◆ Your goal
Scan the records and identify every line in which the string "Alejandro" occurs, then return those lines.
━━━ Records for this task
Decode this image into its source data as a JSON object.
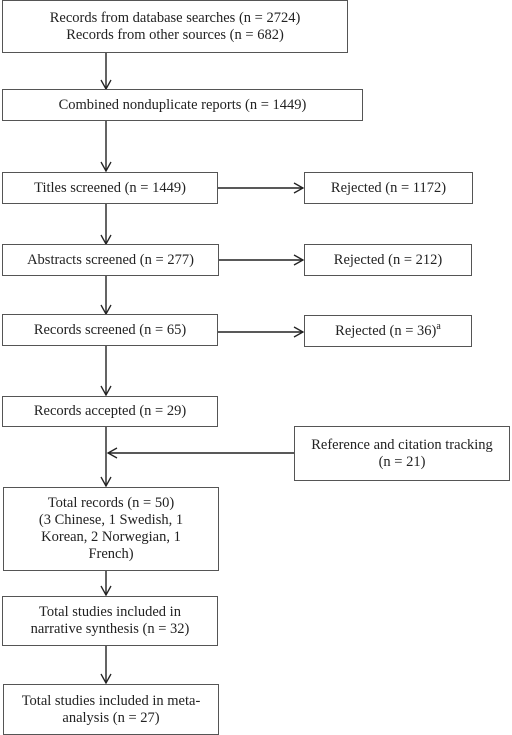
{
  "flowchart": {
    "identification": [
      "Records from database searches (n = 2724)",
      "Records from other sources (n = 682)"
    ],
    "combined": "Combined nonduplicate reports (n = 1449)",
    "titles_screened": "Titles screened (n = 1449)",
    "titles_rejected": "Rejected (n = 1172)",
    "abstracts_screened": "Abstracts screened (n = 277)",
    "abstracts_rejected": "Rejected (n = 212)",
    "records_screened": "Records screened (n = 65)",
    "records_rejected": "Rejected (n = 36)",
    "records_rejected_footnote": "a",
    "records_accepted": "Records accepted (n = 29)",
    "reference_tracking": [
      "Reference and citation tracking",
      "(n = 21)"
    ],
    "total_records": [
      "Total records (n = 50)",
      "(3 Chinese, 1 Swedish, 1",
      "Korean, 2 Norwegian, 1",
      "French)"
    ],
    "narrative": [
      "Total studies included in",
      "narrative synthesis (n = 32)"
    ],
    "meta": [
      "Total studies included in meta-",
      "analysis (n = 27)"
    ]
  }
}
━━━━━━
━━━ Records for this task
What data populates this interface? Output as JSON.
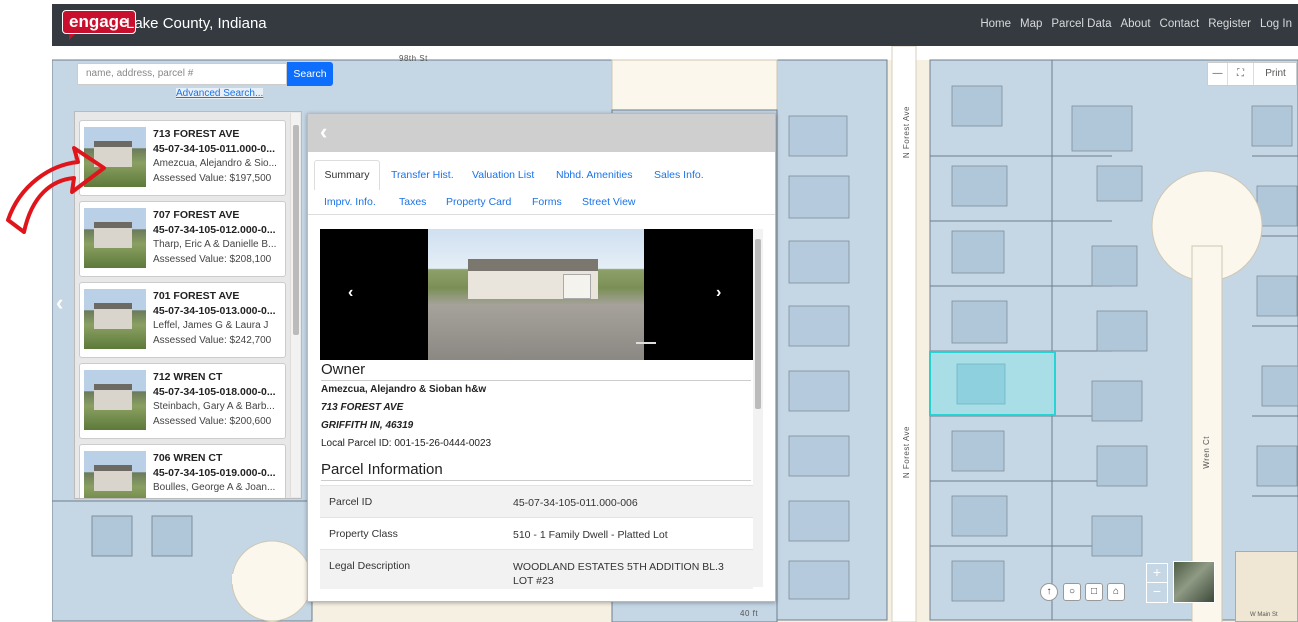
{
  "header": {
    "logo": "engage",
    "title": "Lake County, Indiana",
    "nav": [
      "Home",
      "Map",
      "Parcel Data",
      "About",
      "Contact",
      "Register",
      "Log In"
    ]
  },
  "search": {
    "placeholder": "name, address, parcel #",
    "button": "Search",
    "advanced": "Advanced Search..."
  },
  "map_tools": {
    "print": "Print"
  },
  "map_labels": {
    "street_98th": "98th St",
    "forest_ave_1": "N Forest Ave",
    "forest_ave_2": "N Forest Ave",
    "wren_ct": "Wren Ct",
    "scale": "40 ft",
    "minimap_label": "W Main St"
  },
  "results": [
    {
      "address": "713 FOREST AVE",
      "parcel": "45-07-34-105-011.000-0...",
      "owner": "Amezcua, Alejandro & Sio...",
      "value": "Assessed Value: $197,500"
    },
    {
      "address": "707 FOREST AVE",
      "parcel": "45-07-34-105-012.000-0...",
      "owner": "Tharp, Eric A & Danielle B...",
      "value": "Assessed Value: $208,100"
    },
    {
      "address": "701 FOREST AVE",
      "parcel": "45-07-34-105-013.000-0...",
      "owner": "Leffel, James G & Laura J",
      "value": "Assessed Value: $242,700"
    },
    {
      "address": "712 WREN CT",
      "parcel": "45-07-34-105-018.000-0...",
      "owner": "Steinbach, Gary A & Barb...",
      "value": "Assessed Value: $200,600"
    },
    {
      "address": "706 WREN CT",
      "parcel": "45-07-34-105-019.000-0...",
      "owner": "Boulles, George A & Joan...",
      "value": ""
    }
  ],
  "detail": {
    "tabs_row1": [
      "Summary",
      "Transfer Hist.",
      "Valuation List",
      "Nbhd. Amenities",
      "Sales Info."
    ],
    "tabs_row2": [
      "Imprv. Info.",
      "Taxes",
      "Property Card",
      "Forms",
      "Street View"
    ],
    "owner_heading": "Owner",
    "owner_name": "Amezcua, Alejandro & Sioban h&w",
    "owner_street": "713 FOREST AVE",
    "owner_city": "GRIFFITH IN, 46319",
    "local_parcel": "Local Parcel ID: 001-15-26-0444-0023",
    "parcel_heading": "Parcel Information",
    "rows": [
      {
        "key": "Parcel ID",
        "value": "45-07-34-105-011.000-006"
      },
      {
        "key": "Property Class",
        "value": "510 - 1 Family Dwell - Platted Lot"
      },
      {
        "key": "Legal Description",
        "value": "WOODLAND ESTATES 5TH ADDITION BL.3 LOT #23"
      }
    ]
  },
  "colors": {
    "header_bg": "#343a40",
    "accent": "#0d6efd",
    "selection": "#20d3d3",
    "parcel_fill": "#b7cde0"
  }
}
━━━━━━
◆ Written response
      "owner": "Amezcua, Alejandro & Sio...",
    "owner_name": "Amezcua, Alejandro & Sioban h&w",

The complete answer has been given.